Select all lines holding the word "title" from the entries that follow.

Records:

START

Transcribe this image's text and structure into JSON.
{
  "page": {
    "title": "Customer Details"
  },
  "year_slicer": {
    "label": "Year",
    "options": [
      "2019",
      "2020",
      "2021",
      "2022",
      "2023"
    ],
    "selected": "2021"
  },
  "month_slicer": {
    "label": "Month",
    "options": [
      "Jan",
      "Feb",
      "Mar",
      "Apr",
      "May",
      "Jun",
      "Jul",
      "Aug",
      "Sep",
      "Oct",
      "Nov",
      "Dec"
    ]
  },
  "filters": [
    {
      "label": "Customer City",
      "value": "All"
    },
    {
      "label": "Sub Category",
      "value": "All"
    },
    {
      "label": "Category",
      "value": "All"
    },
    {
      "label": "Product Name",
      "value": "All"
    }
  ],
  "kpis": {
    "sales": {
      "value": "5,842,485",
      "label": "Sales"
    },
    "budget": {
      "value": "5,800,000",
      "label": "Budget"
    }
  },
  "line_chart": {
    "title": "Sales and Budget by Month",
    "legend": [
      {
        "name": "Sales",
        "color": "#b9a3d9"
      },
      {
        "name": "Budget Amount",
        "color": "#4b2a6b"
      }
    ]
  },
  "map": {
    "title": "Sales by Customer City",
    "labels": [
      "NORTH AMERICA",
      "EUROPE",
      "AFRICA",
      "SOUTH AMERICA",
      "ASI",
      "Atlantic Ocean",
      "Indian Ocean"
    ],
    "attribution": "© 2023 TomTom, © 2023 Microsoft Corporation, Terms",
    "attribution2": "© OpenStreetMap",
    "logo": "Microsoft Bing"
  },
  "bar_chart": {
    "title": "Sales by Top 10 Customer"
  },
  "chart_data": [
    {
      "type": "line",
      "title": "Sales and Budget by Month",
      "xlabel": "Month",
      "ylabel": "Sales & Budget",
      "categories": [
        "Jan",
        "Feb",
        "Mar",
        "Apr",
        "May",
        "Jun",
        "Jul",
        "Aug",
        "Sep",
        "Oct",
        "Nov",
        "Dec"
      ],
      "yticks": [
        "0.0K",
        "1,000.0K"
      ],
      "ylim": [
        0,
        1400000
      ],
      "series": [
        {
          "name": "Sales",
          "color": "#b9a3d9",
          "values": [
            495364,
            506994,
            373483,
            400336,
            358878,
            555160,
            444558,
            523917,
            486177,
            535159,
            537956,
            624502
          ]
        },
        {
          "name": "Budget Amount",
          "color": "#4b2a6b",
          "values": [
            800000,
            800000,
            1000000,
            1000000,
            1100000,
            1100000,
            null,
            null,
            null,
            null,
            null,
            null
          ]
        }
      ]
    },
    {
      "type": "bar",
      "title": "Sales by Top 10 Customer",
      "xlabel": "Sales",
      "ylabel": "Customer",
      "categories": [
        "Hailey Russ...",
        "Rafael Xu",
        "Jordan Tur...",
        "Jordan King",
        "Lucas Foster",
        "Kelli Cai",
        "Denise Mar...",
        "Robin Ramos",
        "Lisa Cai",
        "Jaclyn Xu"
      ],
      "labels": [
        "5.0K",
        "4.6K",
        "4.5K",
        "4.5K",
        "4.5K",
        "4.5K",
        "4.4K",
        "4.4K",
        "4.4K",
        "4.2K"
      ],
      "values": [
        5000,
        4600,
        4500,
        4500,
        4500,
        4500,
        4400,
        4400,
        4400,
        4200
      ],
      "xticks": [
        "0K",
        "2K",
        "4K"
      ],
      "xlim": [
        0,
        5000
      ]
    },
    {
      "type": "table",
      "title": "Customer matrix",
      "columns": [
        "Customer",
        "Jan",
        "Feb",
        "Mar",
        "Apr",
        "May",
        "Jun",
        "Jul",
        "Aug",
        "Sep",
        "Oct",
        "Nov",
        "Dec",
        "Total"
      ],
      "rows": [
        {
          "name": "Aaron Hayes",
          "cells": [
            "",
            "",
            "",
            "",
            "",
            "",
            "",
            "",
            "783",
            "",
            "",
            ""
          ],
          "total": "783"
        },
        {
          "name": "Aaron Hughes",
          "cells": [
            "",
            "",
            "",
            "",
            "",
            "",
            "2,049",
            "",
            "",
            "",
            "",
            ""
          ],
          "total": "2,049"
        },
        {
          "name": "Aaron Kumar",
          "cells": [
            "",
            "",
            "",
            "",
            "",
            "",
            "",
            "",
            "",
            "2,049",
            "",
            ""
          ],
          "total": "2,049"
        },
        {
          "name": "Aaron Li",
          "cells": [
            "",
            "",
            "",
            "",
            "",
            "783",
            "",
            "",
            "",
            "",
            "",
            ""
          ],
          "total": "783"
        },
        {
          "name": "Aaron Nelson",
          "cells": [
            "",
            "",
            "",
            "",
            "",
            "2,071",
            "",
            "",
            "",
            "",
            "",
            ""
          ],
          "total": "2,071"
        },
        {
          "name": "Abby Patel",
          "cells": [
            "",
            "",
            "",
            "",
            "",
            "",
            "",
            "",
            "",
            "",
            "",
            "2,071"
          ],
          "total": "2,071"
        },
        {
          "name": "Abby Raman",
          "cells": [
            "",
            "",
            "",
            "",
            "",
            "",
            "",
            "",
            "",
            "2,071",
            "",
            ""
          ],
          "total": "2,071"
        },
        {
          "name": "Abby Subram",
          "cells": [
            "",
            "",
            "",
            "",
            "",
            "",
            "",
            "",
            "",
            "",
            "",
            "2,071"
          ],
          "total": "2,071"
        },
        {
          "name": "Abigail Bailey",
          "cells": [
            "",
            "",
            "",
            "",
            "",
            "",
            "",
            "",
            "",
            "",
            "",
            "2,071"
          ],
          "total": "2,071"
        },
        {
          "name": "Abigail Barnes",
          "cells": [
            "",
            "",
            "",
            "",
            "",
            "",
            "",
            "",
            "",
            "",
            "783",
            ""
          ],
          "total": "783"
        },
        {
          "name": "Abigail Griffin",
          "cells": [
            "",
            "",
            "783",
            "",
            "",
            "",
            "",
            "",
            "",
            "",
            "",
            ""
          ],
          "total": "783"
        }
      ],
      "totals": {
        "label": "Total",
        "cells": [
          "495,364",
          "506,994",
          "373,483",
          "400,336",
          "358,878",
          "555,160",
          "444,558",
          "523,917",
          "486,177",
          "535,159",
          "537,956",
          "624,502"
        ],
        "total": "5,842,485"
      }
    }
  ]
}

END

§ **RESPONSE BELOW**
    "title": "Customer Details"
    "title": "Sales and Budget by Month",
    "title": "Sales by Customer City",
    "title": "Sales by Top 10 Customer"
      "title": "Sales and Budget by Month",
      "title": "Sales by Top 10 Customer",
      "title": "Customer matrix",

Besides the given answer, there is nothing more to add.